(Source records)
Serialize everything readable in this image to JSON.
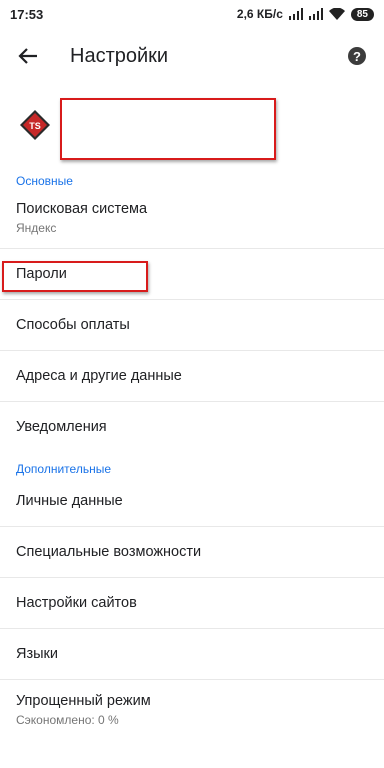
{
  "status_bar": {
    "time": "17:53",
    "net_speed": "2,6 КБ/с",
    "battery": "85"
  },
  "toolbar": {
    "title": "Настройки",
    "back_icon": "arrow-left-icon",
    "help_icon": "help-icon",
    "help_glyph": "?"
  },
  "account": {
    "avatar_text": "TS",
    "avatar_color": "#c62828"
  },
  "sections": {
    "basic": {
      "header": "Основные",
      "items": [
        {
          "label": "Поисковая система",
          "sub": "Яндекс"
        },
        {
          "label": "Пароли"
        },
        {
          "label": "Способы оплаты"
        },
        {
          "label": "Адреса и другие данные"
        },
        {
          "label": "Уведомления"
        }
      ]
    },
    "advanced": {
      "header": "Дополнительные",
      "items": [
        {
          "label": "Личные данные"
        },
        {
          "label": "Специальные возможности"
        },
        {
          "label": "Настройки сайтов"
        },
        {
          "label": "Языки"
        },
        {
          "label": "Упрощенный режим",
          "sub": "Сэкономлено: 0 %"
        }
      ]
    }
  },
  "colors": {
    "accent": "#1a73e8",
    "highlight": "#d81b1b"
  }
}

To do
Leave the pictures out, and print every line of the listing exactly as written.

Expected answer
Serialize everything readable in this image to JSON.
{
  "status_bar": {
    "time": "17:53",
    "net_speed": "2,6 КБ/с",
    "battery": "85"
  },
  "toolbar": {
    "title": "Настройки",
    "back_icon": "arrow-left-icon",
    "help_icon": "help-icon",
    "help_glyph": "?"
  },
  "account": {
    "avatar_text": "TS",
    "avatar_color": "#c62828"
  },
  "sections": {
    "basic": {
      "header": "Основные",
      "items": [
        {
          "label": "Поисковая система",
          "sub": "Яндекс"
        },
        {
          "label": "Пароли"
        },
        {
          "label": "Способы оплаты"
        },
        {
          "label": "Адреса и другие данные"
        },
        {
          "label": "Уведомления"
        }
      ]
    },
    "advanced": {
      "header": "Дополнительные",
      "items": [
        {
          "label": "Личные данные"
        },
        {
          "label": "Специальные возможности"
        },
        {
          "label": "Настройки сайтов"
        },
        {
          "label": "Языки"
        },
        {
          "label": "Упрощенный режим",
          "sub": "Сэкономлено: 0 %"
        }
      ]
    }
  },
  "colors": {
    "accent": "#1a73e8",
    "highlight": "#d81b1b"
  }
}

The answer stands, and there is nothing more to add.